___ Supplied data ___
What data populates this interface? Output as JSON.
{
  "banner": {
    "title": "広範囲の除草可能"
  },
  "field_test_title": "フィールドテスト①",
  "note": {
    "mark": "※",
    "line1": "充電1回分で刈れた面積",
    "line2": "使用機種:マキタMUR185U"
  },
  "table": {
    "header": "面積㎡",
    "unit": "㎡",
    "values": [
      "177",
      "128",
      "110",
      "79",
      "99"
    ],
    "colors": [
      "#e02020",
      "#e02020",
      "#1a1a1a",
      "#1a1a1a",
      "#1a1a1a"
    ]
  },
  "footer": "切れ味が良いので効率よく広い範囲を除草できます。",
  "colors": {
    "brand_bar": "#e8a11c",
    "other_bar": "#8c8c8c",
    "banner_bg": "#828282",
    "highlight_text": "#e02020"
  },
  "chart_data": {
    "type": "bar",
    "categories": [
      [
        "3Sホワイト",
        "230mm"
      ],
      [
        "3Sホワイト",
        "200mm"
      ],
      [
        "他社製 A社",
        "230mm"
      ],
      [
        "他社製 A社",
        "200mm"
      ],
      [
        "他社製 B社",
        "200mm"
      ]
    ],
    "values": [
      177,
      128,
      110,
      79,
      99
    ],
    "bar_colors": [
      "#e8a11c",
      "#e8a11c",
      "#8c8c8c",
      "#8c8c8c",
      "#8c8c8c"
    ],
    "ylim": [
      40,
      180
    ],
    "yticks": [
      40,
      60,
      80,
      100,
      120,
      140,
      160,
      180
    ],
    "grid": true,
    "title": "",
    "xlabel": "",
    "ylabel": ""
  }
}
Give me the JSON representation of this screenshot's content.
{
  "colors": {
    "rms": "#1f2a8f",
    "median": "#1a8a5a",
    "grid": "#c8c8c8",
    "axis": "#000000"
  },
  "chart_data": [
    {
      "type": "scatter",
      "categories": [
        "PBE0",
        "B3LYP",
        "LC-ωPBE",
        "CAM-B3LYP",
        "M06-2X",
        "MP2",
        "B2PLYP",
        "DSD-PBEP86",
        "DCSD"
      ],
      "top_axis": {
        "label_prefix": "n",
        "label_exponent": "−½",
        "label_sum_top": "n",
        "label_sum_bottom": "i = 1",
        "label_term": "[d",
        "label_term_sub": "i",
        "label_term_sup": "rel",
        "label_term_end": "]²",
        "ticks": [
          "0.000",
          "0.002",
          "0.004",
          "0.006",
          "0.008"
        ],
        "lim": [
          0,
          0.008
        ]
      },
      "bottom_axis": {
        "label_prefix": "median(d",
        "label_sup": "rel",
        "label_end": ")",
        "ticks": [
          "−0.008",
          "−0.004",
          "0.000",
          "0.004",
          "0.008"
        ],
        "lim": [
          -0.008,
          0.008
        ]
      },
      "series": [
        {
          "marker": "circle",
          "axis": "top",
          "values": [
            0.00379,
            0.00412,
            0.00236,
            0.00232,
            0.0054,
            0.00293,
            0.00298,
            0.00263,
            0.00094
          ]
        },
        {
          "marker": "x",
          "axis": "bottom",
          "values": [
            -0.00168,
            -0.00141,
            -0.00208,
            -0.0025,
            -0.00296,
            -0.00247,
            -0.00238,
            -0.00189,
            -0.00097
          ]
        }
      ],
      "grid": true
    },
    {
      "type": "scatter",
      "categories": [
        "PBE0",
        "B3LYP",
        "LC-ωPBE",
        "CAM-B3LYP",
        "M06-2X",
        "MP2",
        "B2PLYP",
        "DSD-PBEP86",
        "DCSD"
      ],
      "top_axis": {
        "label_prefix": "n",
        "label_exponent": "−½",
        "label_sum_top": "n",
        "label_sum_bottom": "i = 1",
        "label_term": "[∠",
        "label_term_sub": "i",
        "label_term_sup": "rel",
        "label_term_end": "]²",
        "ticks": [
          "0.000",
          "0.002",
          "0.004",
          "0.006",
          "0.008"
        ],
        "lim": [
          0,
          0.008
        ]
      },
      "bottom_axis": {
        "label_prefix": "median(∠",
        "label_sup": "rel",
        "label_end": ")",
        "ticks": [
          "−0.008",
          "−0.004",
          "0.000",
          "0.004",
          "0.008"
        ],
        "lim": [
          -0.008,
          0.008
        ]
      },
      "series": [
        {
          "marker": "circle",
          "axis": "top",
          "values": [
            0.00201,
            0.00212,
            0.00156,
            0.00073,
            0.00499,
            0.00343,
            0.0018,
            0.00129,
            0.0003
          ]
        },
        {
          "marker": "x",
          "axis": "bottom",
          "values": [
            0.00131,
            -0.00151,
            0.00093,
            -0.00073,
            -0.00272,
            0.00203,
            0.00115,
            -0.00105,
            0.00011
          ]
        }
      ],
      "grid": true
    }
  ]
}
___
Give the entries once more, exactly as they appear.

> _Answer to this problem_:
What data populates this interface? Output as JSON.
{
  "banner": {
    "title": "広範囲の除草可能"
  },
  "field_test_title": "フィールドテスト①",
  "note": {
    "mark": "※",
    "line1": "充電1回分で刈れた面積",
    "line2": "使用機種:マキタMUR185U"
  },
  "table": {
    "header": "面積㎡",
    "unit": "㎡",
    "values": [
      "177",
      "128",
      "110",
      "79",
      "99"
    ],
    "colors": [
      "#e02020",
      "#e02020",
      "#1a1a1a",
      "#1a1a1a",
      "#1a1a1a"
    ]
  },
  "footer": "切れ味が良いので効率よく広い範囲を除草できます。",
  "colors": {
    "brand_bar": "#e8a11c",
    "other_bar": "#8c8c8c",
    "banner_bg": "#828282",
    "highlight_text": "#e02020"
  },
  "chart_data": {
    "type": "bar",
    "categories": [
      [
        "3Sホワイト",
        "230mm"
      ],
      [
        "3Sホワイト",
        "200mm"
      ],
      [
        "他社製 A社",
        "230mm"
      ],
      [
        "他社製 A社",
        "200mm"
      ],
      [
        "他社製 B社",
        "200mm"
      ]
    ],
    "values": [
      177,
      128,
      110,
      79,
      99
    ],
    "bar_colors": [
      "#e8a11c",
      "#e8a11c",
      "#8c8c8c",
      "#8c8c8c",
      "#8c8c8c"
    ],
    "ylim": [
      40,
      180
    ],
    "yticks": [
      40,
      60,
      80,
      100,
      120,
      140,
      160,
      180
    ],
    "grid": true,
    "title": "",
    "xlabel": "",
    "ylabel": ""
  }
}
Give me the JSON representation of this screenshot's content.
{
  "colors": {
    "rms": "#1f2a8f",
    "median": "#1a8a5a",
    "grid": "#c8c8c8",
    "axis": "#000000"
  },
  "chart_data": [
    {
      "type": "scatter",
      "categories": [
        "PBE0",
        "B3LYP",
        "LC-ωPBE",
        "CAM-B3LYP",
        "M06-2X",
        "MP2",
        "B2PLYP",
        "DSD-PBEP86",
        "DCSD"
      ],
      "top_axis": {
        "label_prefix": "n",
        "label_exponent": "−½",
        "label_sum_top": "n",
        "label_sum_bottom": "i = 1",
        "label_term": "[d",
        "label_term_sub": "i",
        "label_term_sup": "rel",
        "label_term_end": "]²",
        "ticks": [
          "0.000",
          "0.002",
          "0.004",
          "0.006",
          "0.008"
        ],
        "lim": [
          0,
          0.008
        ]
      },
      "bottom_axis": {
        "label_prefix": "median(d",
        "label_sup": "rel",
        "label_end": ")",
        "ticks": [
          "−0.008",
          "−0.004",
          "0.000",
          "0.004",
          "0.008"
        ],
        "lim": [
          -0.008,
          0.008
        ]
      },
      "series": [
        {
          "marker": "circle",
          "axis": "top",
          "values": [
            0.00379,
            0.00412,
            0.00236,
            0.00232,
            0.0054,
            0.00293,
            0.00298,
            0.00263,
            0.00094
          ]
        },
        {
          "marker": "x",
          "axis": "bottom",
          "values": [
            -0.00168,
            -0.00141,
            -0.00208,
            -0.0025,
            -0.00296,
            -0.00247,
            -0.00238,
            -0.00189,
            -0.00097
          ]
        }
      ],
      "grid": true
    },
    {
      "type": "scatter",
      "categories": [
        "PBE0",
        "B3LYP",
        "LC-ωPBE",
        "CAM-B3LYP",
        "M06-2X",
        "MP2",
        "B2PLYP",
        "DSD-PBEP86",
        "DCSD"
      ],
      "top_axis": {
        "label_prefix": "n",
        "label_exponent": "−½",
        "label_sum_top": "n",
        "label_sum_bottom": "i = 1",
        "label_term": "[∠",
        "label_term_sub": "i",
        "label_term_sup": "rel",
        "label_term_end": "]²",
        "ticks": [
          "0.000",
          "0.002",
          "0.004",
          "0.006",
          "0.008"
        ],
        "lim": [
          0,
          0.008
        ]
      },
      "bottom_axis": {
        "label_prefix": "median(∠",
        "label_sup": "rel",
        "label_end": ")",
        "ticks": [
          "−0.008",
          "−0.004",
          "0.000",
          "0.004",
          "0.008"
        ],
        "lim": [
          -0.008,
          0.008
        ]
      },
      "series": [
        {
          "marker": "circle",
          "axis": "top",
          "values": [
            0.00201,
            0.00212,
            0.00156,
            0.00073,
            0.00499,
            0.00343,
            0.0018,
            0.00129,
            0.0003
          ]
        },
        {
          "marker": "x",
          "axis": "bottom",
          "values": [
            0.00131,
            -0.00151,
            0.00093,
            -0.00073,
            -0.00272,
            0.00203,
            0.00115,
            -0.00105,
            0.00011
          ]
        }
      ],
      "grid": true
    }
  ]
}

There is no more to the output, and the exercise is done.